## Task brief
Copy the material that follows word for word and omit its pictures.

====== Input material

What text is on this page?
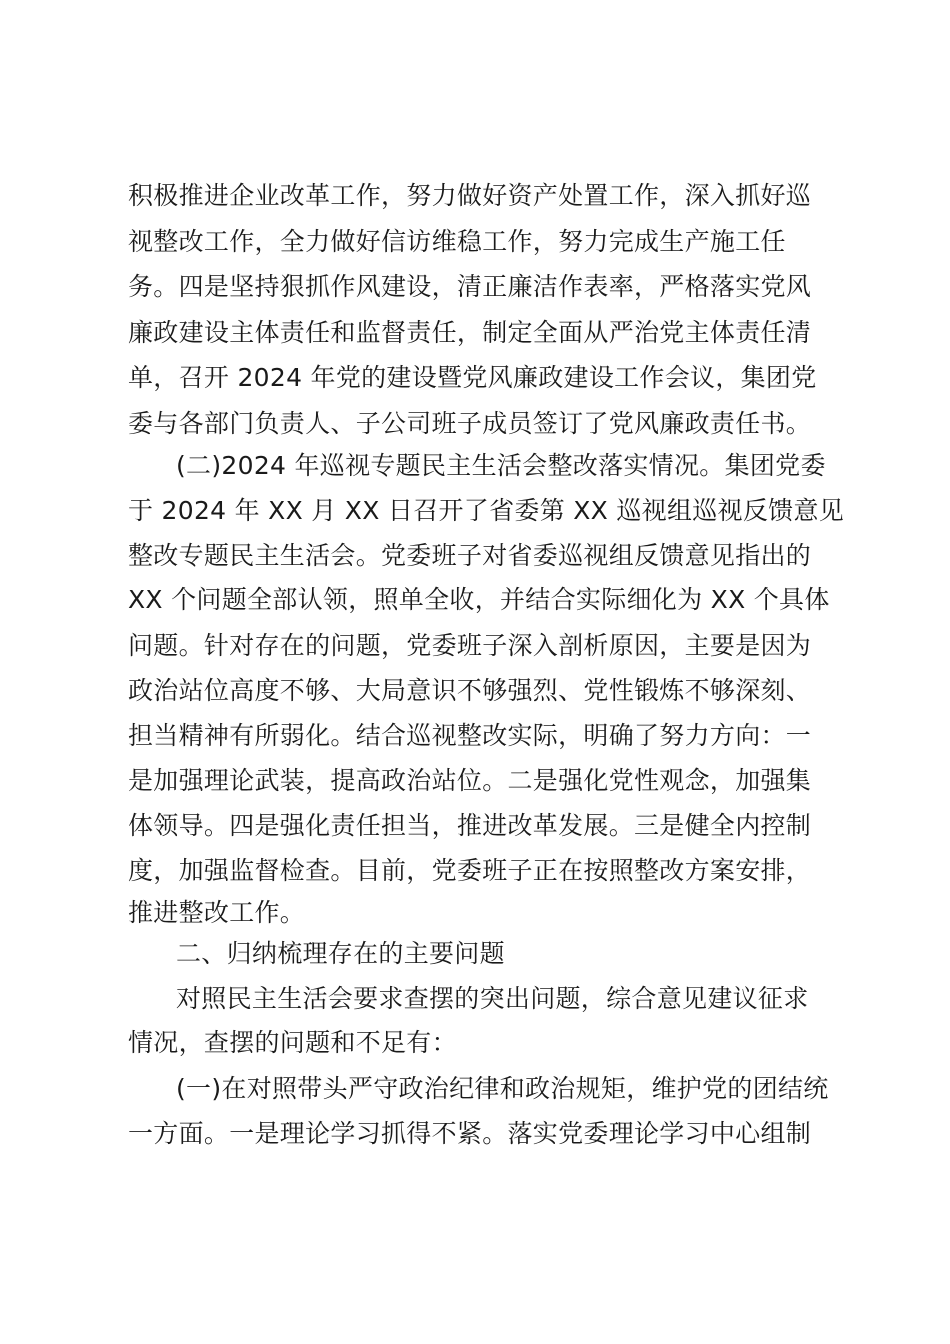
积极推进企业改革工作，努力做好资产处置工作，深入抓好巡
视整改工作，全力做好信访维稳工作，努力完成生产施工任
务。四是坚持狠抓作风建设，清正廉洁作表率，严格落实党风
廉政建设主体责任和监督责任，制定全面从严治党主体责任清
单，召开 2024 年党的建设暨党风廉政建设工作会议，集团党
委与各部门负责人、子公司班子成员签订了党风廉政责任书。
(二)2024 年巡视专题民主生活会整改落实情况。集团党委
于 2024 年 XX 月 XX 日召开了省委第 XX 巡视组巡视反馈意见
整改专题民主生活会。党委班子对省委巡视组反馈意见指出的
XX 个问题全部认领，照单全收，并结合实际细化为 XX 个具体
问题。针对存在的问题，党委班子深入剖析原因，主要是因为
政治站位高度不够、大局意识不够强烈、党性锻炼不够深刻、
担当精神有所弱化。结合巡视整改实际，明确了努力方向：一
是加强理论武装，提高政治站位。二是强化党性观念，加强集
体领导。四是强化责任担当，推进改革发展。三是健全内控制
度，加强监督检查。目前，党委班子正在按照整改方案安排，
推进整改工作。
二、归纳梳理存在的主要问题
对照民主生活会要求查摆的突出问题，综合意见建议征求
情况，查摆的问题和不足有：
(一)在对照带头严守政治纪律和政治规矩，维护党的团结统
一方面。一是理论学习抓得不紧。落实党委理论学习中心组制
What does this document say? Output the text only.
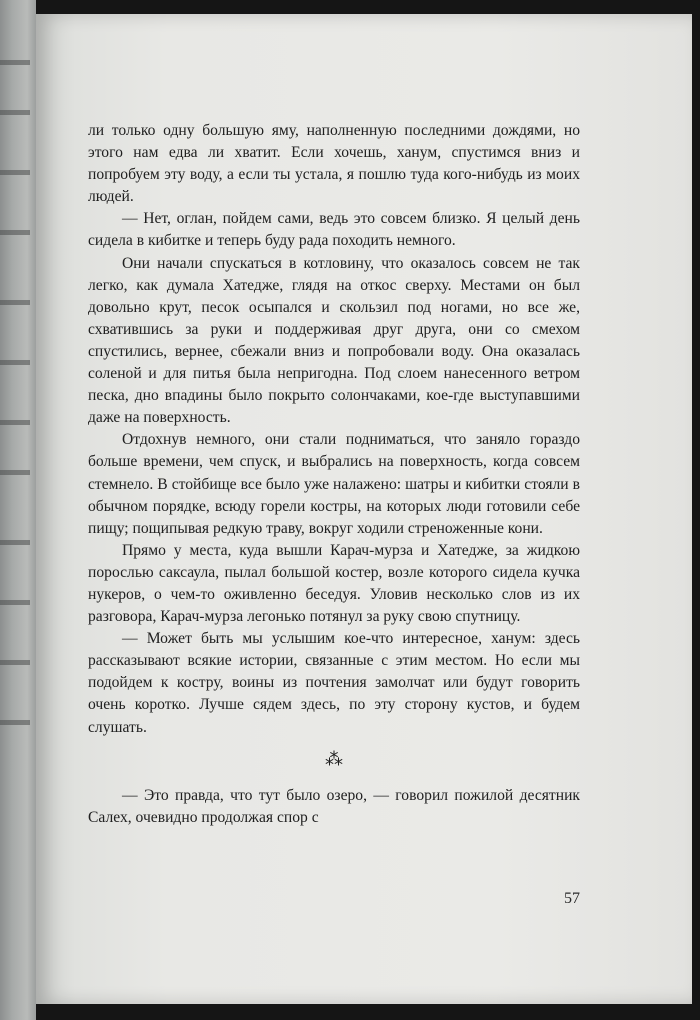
ли только одну большую яму, наполненную последними дождями, но этого нам едва ли хватит. Если хочешь, ханум, спустимся вниз и попробуем эту воду, а если ты устала, я пошлю туда кого-нибудь из моих людей.

— Нет, оглан, пойдем сами, ведь это совсем близко. Я целый день сидела в кибитке и теперь буду рада походить немного.

Они начали спускаться в котловину, что оказалось совсем не так легко, как думала Хатедже, глядя на откос сверху. Местами он был довольно крут, песок осыпался и скользил под ногами, но все же, схватившись за руки и поддерживая друг друга, они со смехом спустились, вернее, сбежали вниз и попробовали воду. Она оказалась соленой и для питья была непригодна. Под слоем нанесенного ветром песка, дно впадины было покрыто солончаками, кое-где выступавшими даже на поверхность.

Отдохнув немного, они стали подниматься, что заняло гораздо больше времени, чем спуск, и выбрались на поверхность, когда совсем стемнело. В стойбище все было уже налажено: шатры и кибитки стояли в обычном порядке, всюду горели костры, на которых люди готовили себе пищу; пощипывая редкую траву, вокруг ходили стреноженные кони.

Прямо у места, куда вышли Карач-мурза и Хатедже, за жидкою порослью саксаула, пылал большой костер, возле которого сидела кучка нукеров, о чем-то оживленно беседуя. Уловив несколько слов из их разговора, Карач-мурза легонько потянул за руку свою спутницу.

— Может быть мы услышим кое-что интересное, ханум: здесь рассказывают всякие истории, связанные с этим местом. Но если мы подойдем к костру, воины из почтения замолчат или будут говорить очень коротко. Лучше сядем здесь, по эту сторону кустов, и будем слушать.

⁂

— Это правда, что тут было озеро, — говорил пожилой десятник Салех, очевидно продолжая спор с

57
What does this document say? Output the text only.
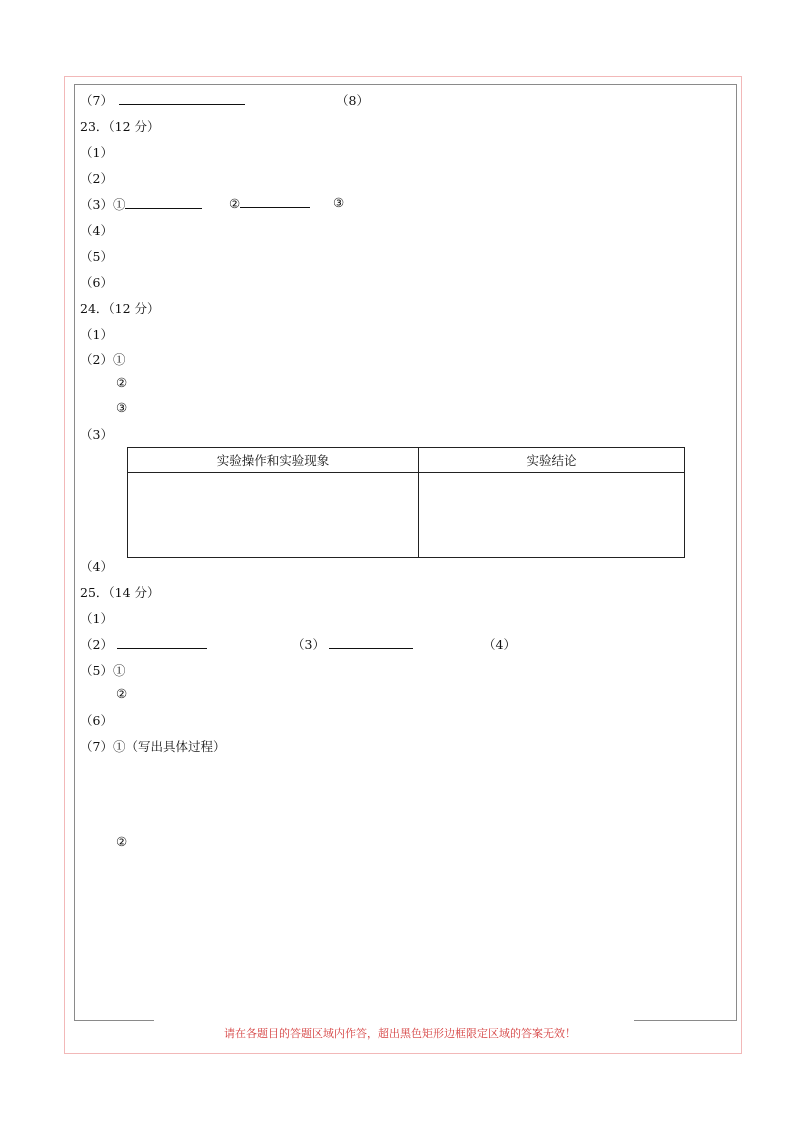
（7）	（8）
23．（12 分）
（1）
（2）
（3）①	②	③
（4）
（5）
（6）
24．（12 分）
（1）
（2）①
②
③
（3）
实验操作和实验现象	实验结论

（4）
25．（14 分）
（1）
（2）	（3）	（4）
（5）①
②
（6）
（7）①（写出具体过程）
②
请在各题目的答题区域内作答，超出黑色矩形边框限定区域的答案无效！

============

## Reply
What text is on this page?
积极推进企业改革工作，努力做好资产处置工作，深入抓好巡
视整改工作，全力做好信访维稳工作，努力完成生产施工任
务。四是坚持狠抓作风建设，清正廉洁作表率，严格落实党风
廉政建设主体责任和监督责任，制定全面从严治党主体责任清
单，召开 2024 年党的建设暨党风廉政建设工作会议，集团党
委与各部门负责人、子公司班子成员签订了党风廉政责任书。
(二)2024 年巡视专题民主生活会整改落实情况。集团党委
于 2024 年 XX 月 XX 日召开了省委第 XX 巡视组巡视反馈意见
整改专题民主生活会。党委班子对省委巡视组反馈意见指出的
XX 个问题全部认领，照单全收，并结合实际细化为 XX 个具体
问题。针对存在的问题，党委班子深入剖析原因，主要是因为
政治站位高度不够、大局意识不够强烈、党性锻炼不够深刻、
担当精神有所弱化。结合巡视整改实际，明确了努力方向：一
是加强理论武装，提高政治站位。二是强化党性观念，加强集
体领导。四是强化责任担当，推进改革发展。三是健全内控制
度，加强监督检查。目前，党委班子正在按照整改方案安排，
推进整改工作。
二、归纳梳理存在的主要问题
对照民主生活会要求查摆的突出问题，综合意见建议征求
情况，查摆的问题和不足有：
(一)在对照带头严守政治纪律和政治规矩，维护党的团结统
一方面。一是理论学习抓得不紧。落实党委理论学习中心组制
What does this document say? Output the text only.
ли только одну большую яму, наполненную последними дождями, но этого нам едва ли хватит. Если хочешь, ханум, спустимся вниз и попробуем эту воду, а если ты устала, я пошлю туда кого-нибудь из моих людей.

— Нет, оглан, пойдем сами, ведь это совсем близко. Я целый день сидела в кибитке и теперь буду рада походить немного.

Они начали спускаться в котловину, что оказалось совсем не так легко, как думала Хатедже, глядя на откос сверху. Местами он был довольно крут, песок осыпался и скользил под ногами, но все же, схватившись за руки и поддерживая друг друга, они со смехом спустились, вернее, сбежали вниз и попробовали воду. Она оказалась соленой и для питья была непригодна. Под слоем нанесенного ветром песка, дно впадины было покрыто солончаками, кое-где выступавшими даже на поверхность.

Отдохнув немного, они стали подниматься, что заняло гораздо больше времени, чем спуск, и выбрались на поверхность, когда совсем стемнело. В стойбище все было уже налажено: шатры и кибитки стояли в обычном порядке, всюду горели костры, на которых люди готовили себе пищу; пощипывая редкую траву, вокруг ходили стреноженные кони.

Прямо у места, куда вышли Карач-мурза и Хатедже, за жидкою порослью саксаула, пылал большой костер, возле которого сидела кучка нукеров, о чем-то оживленно беседуя. Уловив несколько слов из их разговора, Карач-мурза легонько потянул за руку свою спутницу.

— Может быть мы услышим кое-что интересное, ханум: здесь рассказывают всякие истории, связанные с этим местом. Но если мы подойдем к костру, воины из почтения замолчат или будут говорить очень коротко. Лучше сядем здесь, по эту сторону кустов, и будем слушать.

⁂

— Это правда, что тут было озеро, — говорил пожилой десятник Салех, очевидно продолжая спор с

57
What does this document say? Output the text only.
（7）	（8）
23．（12 分）
（1）
（2）
（3）①	②	③
（4）
（5）
（6）
24．（12 分）
（1）
（2）①
②
③
（3）
实验操作和实验现象	实验结论

（4）
25．（14 分）
（1）
（2）	（3）	（4）
（5）①
②
（6）
（7）①（写出具体过程）
②
请在各题目的答题区域内作答，超出黑色矩形边框限定区域的答案无效！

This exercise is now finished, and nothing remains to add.